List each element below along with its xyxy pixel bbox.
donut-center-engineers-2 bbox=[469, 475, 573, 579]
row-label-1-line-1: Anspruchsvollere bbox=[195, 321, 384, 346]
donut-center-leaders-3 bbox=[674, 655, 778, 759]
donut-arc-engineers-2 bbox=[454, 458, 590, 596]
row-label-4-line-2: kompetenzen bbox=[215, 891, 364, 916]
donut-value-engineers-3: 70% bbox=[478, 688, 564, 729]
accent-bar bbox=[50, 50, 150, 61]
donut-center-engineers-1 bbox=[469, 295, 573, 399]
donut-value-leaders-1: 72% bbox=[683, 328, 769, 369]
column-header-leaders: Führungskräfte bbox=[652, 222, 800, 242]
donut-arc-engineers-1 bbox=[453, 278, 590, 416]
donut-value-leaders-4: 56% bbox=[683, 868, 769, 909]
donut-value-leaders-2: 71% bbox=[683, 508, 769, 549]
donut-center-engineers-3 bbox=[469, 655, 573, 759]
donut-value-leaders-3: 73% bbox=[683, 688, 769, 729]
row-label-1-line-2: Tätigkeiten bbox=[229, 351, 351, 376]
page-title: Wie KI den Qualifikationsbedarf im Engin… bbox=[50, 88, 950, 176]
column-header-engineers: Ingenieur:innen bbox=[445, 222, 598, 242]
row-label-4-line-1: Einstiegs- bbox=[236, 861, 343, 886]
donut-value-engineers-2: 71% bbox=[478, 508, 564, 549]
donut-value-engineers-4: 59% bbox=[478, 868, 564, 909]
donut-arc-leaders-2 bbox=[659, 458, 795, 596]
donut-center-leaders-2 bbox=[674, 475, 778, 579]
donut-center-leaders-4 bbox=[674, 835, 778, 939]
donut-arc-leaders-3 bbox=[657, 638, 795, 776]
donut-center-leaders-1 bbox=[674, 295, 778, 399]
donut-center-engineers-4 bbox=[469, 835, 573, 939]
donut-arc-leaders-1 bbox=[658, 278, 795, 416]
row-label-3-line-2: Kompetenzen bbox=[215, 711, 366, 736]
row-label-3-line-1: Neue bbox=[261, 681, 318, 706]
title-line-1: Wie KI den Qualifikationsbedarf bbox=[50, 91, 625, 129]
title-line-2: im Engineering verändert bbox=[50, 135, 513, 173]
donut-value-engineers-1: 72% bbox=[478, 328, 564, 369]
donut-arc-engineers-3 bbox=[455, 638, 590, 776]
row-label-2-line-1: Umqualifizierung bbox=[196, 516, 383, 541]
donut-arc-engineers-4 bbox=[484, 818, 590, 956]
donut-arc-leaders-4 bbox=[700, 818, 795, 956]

==

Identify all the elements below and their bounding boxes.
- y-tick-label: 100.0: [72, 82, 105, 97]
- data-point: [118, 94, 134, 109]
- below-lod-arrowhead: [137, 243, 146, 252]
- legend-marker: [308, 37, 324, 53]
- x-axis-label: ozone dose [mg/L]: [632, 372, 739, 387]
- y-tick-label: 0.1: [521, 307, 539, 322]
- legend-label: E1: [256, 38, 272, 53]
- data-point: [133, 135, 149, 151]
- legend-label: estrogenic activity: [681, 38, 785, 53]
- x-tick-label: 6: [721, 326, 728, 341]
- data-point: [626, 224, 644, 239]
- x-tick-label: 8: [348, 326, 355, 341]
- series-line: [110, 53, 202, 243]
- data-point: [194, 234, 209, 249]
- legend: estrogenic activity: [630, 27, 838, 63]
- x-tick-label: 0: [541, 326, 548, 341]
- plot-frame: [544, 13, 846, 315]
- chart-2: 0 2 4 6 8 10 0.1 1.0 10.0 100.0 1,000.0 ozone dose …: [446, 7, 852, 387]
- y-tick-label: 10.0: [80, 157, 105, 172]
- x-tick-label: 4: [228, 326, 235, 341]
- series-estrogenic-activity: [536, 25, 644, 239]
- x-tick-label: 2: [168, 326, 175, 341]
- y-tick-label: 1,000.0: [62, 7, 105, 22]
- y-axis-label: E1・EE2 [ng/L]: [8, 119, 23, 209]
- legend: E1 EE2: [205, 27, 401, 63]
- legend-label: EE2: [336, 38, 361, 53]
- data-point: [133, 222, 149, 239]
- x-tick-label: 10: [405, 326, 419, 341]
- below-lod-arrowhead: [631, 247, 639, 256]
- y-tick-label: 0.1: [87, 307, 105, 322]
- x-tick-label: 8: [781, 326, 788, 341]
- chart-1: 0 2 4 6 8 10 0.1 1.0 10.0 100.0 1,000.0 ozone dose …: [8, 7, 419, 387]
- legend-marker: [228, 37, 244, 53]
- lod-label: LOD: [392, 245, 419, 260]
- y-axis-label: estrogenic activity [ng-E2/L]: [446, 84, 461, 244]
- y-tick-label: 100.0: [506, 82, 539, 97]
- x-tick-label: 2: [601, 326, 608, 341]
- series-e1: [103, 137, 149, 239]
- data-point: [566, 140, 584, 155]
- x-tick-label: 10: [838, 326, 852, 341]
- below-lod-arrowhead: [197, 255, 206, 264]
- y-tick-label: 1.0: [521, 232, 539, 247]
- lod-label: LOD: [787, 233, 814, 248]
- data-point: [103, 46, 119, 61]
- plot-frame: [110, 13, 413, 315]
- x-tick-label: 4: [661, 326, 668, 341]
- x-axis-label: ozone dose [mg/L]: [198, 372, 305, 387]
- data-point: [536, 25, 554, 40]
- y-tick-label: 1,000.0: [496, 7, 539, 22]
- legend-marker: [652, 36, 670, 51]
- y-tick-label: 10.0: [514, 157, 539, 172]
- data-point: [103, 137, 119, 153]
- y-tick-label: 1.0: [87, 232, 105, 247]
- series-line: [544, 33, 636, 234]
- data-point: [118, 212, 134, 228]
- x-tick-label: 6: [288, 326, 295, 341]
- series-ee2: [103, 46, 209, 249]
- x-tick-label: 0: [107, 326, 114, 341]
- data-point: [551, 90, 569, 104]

### REQUEST
Retype the data above without alteration, from the line containing "List each element" through the line containing "donut-center-leaders-2 bbox=[674, 475, 778, 579]", including both of those lines.

### THE ANSWER
List each element below along with its xyxy pixel bbox.
donut-center-engineers-2 bbox=[469, 475, 573, 579]
row-label-1-line-1: Anspruchsvollere bbox=[195, 321, 384, 346]
donut-center-leaders-3 bbox=[674, 655, 778, 759]
donut-arc-engineers-2 bbox=[454, 458, 590, 596]
row-label-4-line-2: kompetenzen bbox=[215, 891, 364, 916]
donut-value-engineers-3: 70% bbox=[478, 688, 564, 729]
accent-bar bbox=[50, 50, 150, 61]
donut-center-engineers-1 bbox=[469, 295, 573, 399]
donut-value-leaders-1: 72% bbox=[683, 328, 769, 369]
column-header-leaders: Führungskräfte bbox=[652, 222, 800, 242]
donut-arc-engineers-1 bbox=[453, 278, 590, 416]
donut-value-leaders-4: 56% bbox=[683, 868, 769, 909]
donut-value-leaders-2: 71% bbox=[683, 508, 769, 549]
donut-center-engineers-3 bbox=[469, 655, 573, 759]
donut-value-leaders-3: 73% bbox=[683, 688, 769, 729]
row-label-1-line-2: Tätigkeiten bbox=[229, 351, 351, 376]
page-title: Wie KI den Qualifikationsbedarf im Engin… bbox=[50, 88, 950, 176]
column-header-engineers: Ingenieur:innen bbox=[445, 222, 598, 242]
row-label-4-line-1: Einstiegs- bbox=[236, 861, 343, 886]
donut-value-engineers-2: 71% bbox=[478, 508, 564, 549]
donut-value-engineers-4: 59% bbox=[478, 868, 564, 909]
donut-arc-leaders-2 bbox=[659, 458, 795, 596]
donut-center-leaders-2 bbox=[674, 475, 778, 579]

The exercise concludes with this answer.